» Work to be completed:
Check the listing below line by line and report how many lines hold "ADLA", with no other words.

» Data to use:
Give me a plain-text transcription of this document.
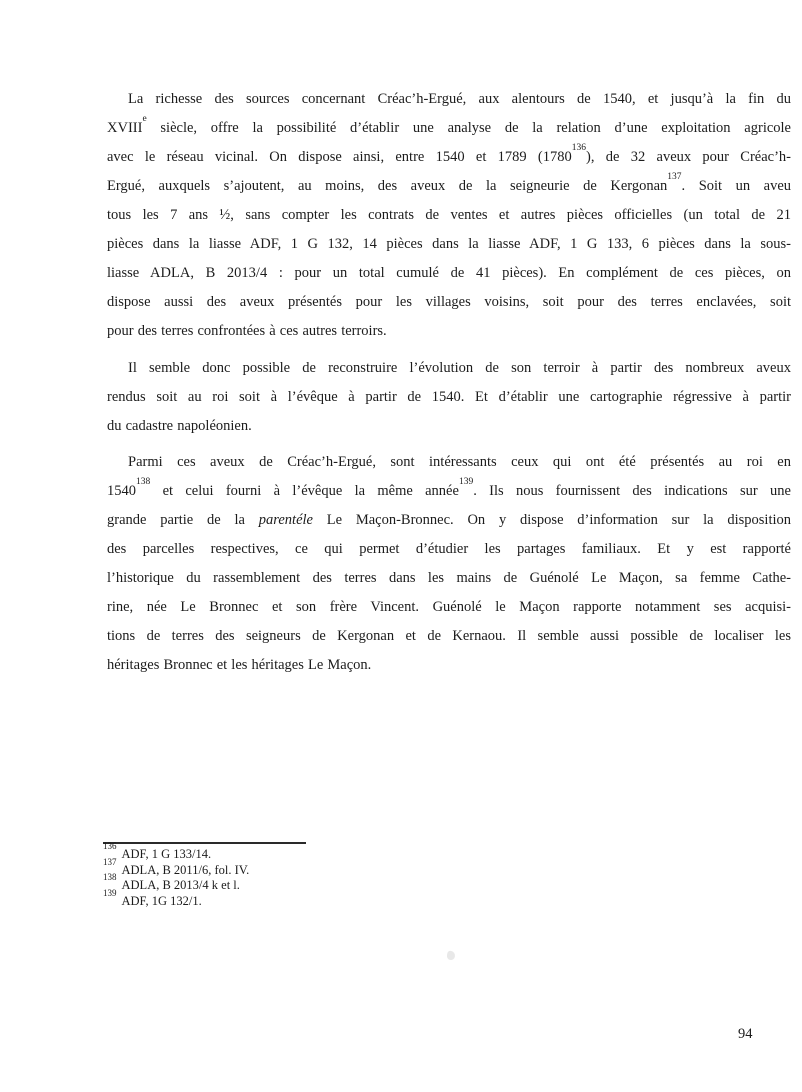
La richesse des sources concernant Créac’h-Ergué, aux alentours de 1540, et jusqu’à la fin du
XVIIIe siècle, offre la possibilité d’établir une analyse de la relation d’une exploitation agricole
avec le réseau vicinal. On dispose ainsi, entre 1540 et 1789 (1780$^{136}$), de 32 aveux pour Créac’h-
Ergué, auxquels s’ajoutent, au moins, des aveux de la seigneurie de Kergonan$^{137}$. Soit un aveu
tous les 7 ans ½, sans compter les contrats de ventes et autres pièces officielles (un total de 21
pièces dans la liasse ADF, 1 G 132, 14 pièces dans la liasse ADF, 1 G 133, 6 pièces dans la sous-
liasse ADLA, B 2013/4 : pour un total cumulé de 41 pièces). En complément de ces pièces, on
dispose aussi des aveux présentés pour les villages voisins, soit pour des terres enclavées, soit
pour des terres confrontées à ces autres terroirs.
Il semble donc possible de reconstruire l’évolution de son terroir à partir des nombreux aveux
rendus soit au roi soit à l’évêque à partir de 1540. Et d’établir une cartographie régressive à partir
du cadastre napoléonien.
Parmi ces aveux de Créac’h-Ergué, sont intéressants ceux qui ont été présentés au roi en
1540$^{138}$ et celui fourni à l’évêque la même année$^{139}$. Ils nous fournissent des indications sur une
grande partie de la parentéle Le Maçon-Bronnec. On y dispose d’information sur la disposition
des parcelles respectives, ce qui permet d’étudier les partages familiaux. Et y est rapporté
l’historique du rassemblement des terres dans les mains de Guénolé Le Maçon, sa femme Cathe-
rine, née Le Bronnec et son frère Vincent. Guénolé le Maçon rapporte notamment ses acquisi-
tions de terres des seigneurs de Kergonan et de Kernaou. Il semble aussi possible de localiser les
héritages Bronnec et les héritages Le Maçon.
$^{136}$ADF, 1 G 133/14.
$^{137}$ADLA, B 2011/6, fol. IV.
$^{138}$ADLA, B 2013/4 k et l.
$^{139}$ADF, 1G 132/1.
94
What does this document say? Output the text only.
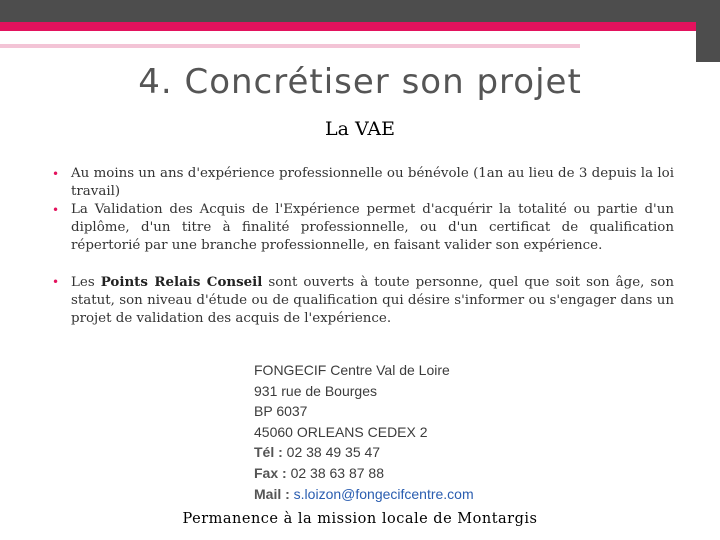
4. Concrétiser son projet
La VAE
• Au moins un ans d'expérience professionnelle ou bénévole (1an au lieu de 3 depuis la loi travail)
• La Validation des Acquis de l'Expérience permet d'acquérir la totalité ou partie d'un diplôme, d'un titre à finalité professionnelle, ou d'un certificat de qualification répertorié par une branche professionnelle, en faisant valider son expérience.
• Les Points Relais Conseil sont ouverts à toute personne, quel que soit son âge, son statut, son niveau d'étude ou de qualification qui désire s'informer ou s'engager dans un projet de validation des acquis de l'expérience.
FONGECIF Centre Val de Loire
931 rue de Bourges
BP 6037
45060 ORLEANS CEDEX 2
Tél : 02 38 49 35 47
Fax : 02 38 63 87 88
Mail : s.loizon@fongecifcentre.com
Permanence à la mission locale de Montargis
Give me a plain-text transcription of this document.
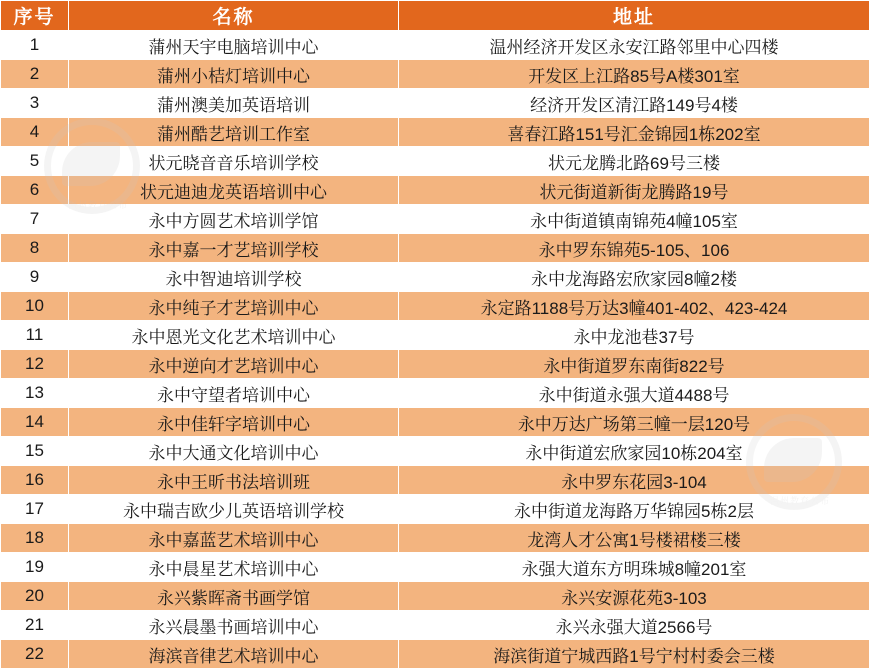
序号	名称	地址
1	蒲州天宇电脑培训中心	温州经济开发区永安江路邻里中心四楼
2	蒲州小桔灯培训中心	开发区上江路85号A楼301室
3	蒲州澳美加英语培训	经济开发区清江路149号4楼
4	蒲州酷艺培训工作室	喜春江路151号汇金锦园1栋202室
5	状元晓音音乐培训学校	状元龙腾北路69号三楼
6	状元迪迪龙英语培训中心	状元街道新街龙腾路19号
7	永中方圆艺术培训学馆	永中街道镇南锦苑4幢105室
8	永中嘉一才艺培训学校	永中罗东锦苑5-105、106
9	永中智迪培训学校	永中龙海路宏欣家园8幢2楼
10	永中纯子才艺培训中心	永定路1188号万达3幢401-402、423-424
11	永中恩光文化艺术培训中心	永中龙池巷37号
12	永中逆向才艺培训中心	永中街道罗东南街822号
13	永中守望者培训中心	永中街道永强大道4488号
14	永中佳轩字培训中心	永中万达广场第三幢一层120号
15	永中大通文化培训中心	永中街道宏欣家园10栋204室
16	永中王昕书法培训班	永中罗东花园3-104
17	永中瑞吉欧少儿英语培训学校	永中街道龙海路万华锦园5栋2层
18	永中嘉蓝艺术培训中心	龙湾人才公寓1号楼裙楼三楼
19	永中晨星艺术培训中心	永强大道东方明珠城8幢201室
20	永兴紫晖斋书画学馆	永兴安源花苑3-103
21	永兴晨墨书画培训中心	永兴永强大道2566号
22	海滨音律艺术培训中心	海滨街道宁城西路1号宁村村委会三楼
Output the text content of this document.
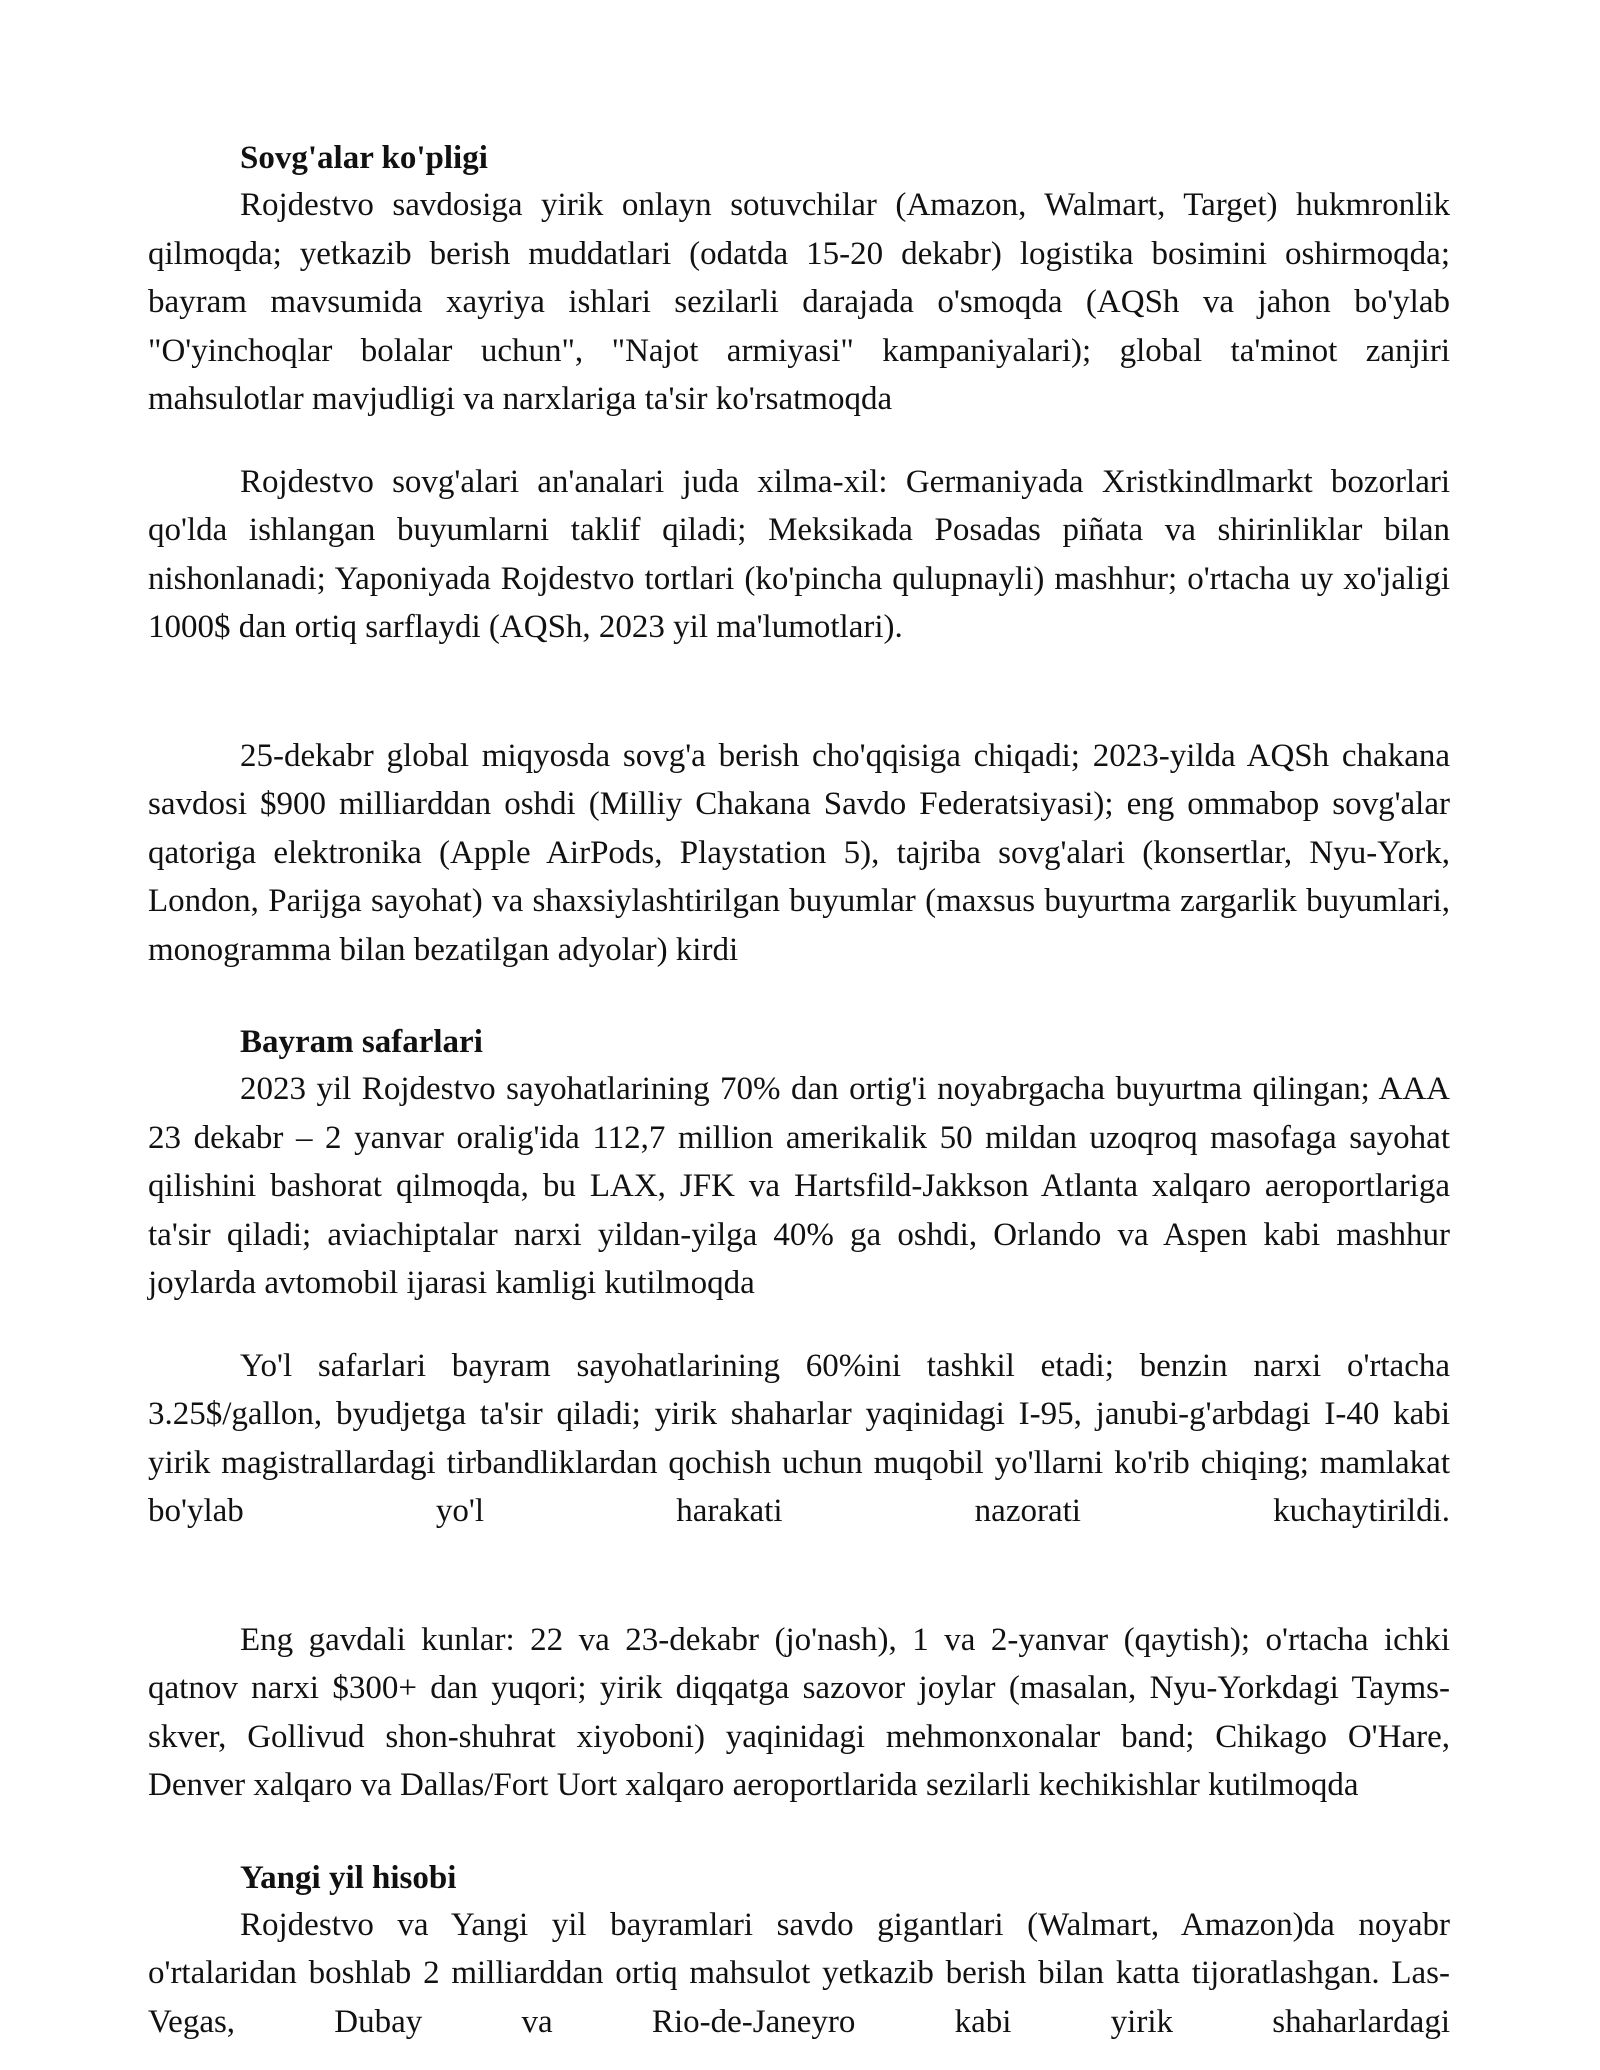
Sovg'alar ko'pligi

Rojdestvo savdosiga yirik onlayn sotuvchilar (Amazon, Walmart, Target) hukmronlik qilmoqda; yetkazib berish muddatlari (odatda 15-20 dekabr) logistika bosimini oshirmoqda; bayram mavsumida xayriya ishlari sezilarli darajada o'smoqda (AQSh va jahon bo'ylab "O'yinchoqlar bolalar uchun", "Najot armiyasi" kampaniyalari); global ta'minot zanjiri mahsulotlar mavjudligi va narxlariga ta'sir ko'rsatmoqda

Rojdestvo sovg'alari an'analari juda xilma-xil: Germaniyada Xristkindlmarkt bozorlari qo'lda ishlangan buyumlarni taklif qiladi; Meksikada Posadas piñata va shirinliklar bilan nishonlanadi; Yaponiyada Rojdestvo tortlari (ko'pincha qulupnayli) mashhur; o'rtacha uy xo'jaligi 1000$ dan ortiq sarflaydi (AQSh, 2023 yil ma'lumotlari).

25-dekabr global miqyosda sovg'a berish cho'qqisiga chiqadi; 2023-yilda AQSh chakana savdosi $900 milliarddan oshdi (Milliy Chakana Savdo Federatsiyasi); eng ommabop sovg'alar qatoriga elektronika (Apple AirPods, Playstation 5), tajriba sovg'alari (konsertlar, Nyu-York, London, Parijga sayohat) va shaxsiylashtirilgan buyumlar (maxsus buyurtma zargarlik buyumlari, monogramma bilan bezatilgan adyolar) kirdi

Bayram safarlari

2023 yil Rojdestvo sayohatlarining 70% dan ortig'i noyabrgacha buyurtma qilingan; AAA 23 dekabr – 2 yanvar oralig'ida 112,7 million amerikalik 50 mildan uzoqroq masofaga sayohat qilishini bashorat qilmoqda, bu LAX, JFK va Hartsfild-Jakkson Atlanta xalqaro aeroportlariga ta'sir qiladi; aviachiptalar narxi yildan-yilga 40% ga oshdi, Orlando va Aspen kabi mashhur joylarda avtomobil ijarasi kamligi kutilmoqda

Yo'l safarlari bayram sayohatlarining 60%ini tashkil etadi; benzin narxi o'rtacha 3.25$/gallon, byudjetga ta'sir qiladi; yirik shaharlar yaqinidagi I-95, janubi-g'arbdagi I-40 kabi yirik magistrallardagi tirbandliklardan qochish uchun muqobil yo'llarni ko'rib chiqing; mamlakat bo'ylab yo'l harakati nazorati kuchaytirildi.

Eng gavdali kunlar: 22 va 23-dekabr (jo'nash), 1 va 2-yanvar (qaytish); o'rtacha ichki qatnov narxi $300+ dan yuqori; yirik diqqatga sazovor joylar (masalan, Nyu-Yorkdagi Tayms-skver, Gollivud shon-shuhrat xiyoboni) yaqinidagi mehmonxonalar band; Chikago O'Hare, Denver xalqaro va Dallas/Fort Uort xalqaro aeroportlarida sezilarli kechikishlar kutilmoqda

Yangi yil hisobi

Rojdestvo va Yangi yil bayramlari savdo gigantlari (Walmart, Amazon)da noyabr o'rtalaridan boshlab 2 milliarddan ortiq mahsulot yetkazib berish bilan katta tijoratlashgan. Las-Vegas, Dubay va Rio-de-Janeyro kabi yirik shaharlardagi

» Task output:
3